Make an exact copy of the lines below.

+===+

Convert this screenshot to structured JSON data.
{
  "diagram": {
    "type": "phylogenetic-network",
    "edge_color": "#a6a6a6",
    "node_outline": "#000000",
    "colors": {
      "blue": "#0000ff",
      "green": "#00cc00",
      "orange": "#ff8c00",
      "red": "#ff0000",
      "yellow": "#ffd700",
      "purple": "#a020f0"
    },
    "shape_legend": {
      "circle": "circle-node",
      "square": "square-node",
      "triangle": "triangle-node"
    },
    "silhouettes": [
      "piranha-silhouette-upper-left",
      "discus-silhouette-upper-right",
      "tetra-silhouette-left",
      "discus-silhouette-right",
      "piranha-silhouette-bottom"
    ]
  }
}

+===+

■ **Result of this exercise**
Convert this screenshot to structured JSON data.
{
  "diagram": {
    "type": "phylogenetic-network",
    "edge_color": "#a6a6a6",
    "node_outline": "#000000",
    "colors": {
      "blue": "#0000ff",
      "green": "#00cc00",
      "orange": "#ff8c00",
      "red": "#ff0000",
      "yellow": "#ffd700",
      "purple": "#a020f0"
    },
    "shape_legend": {
      "circle": "circle-node",
      "square": "square-node",
      "triangle": "triangle-node"
    },
    "silhouettes": [
      "piranha-silhouette-upper-left",
      "discus-silhouette-upper-right",
      "tetra-silhouette-left",
      "discus-silhouette-right",
      "piranha-silhouette-bottom"
    ]
  }
}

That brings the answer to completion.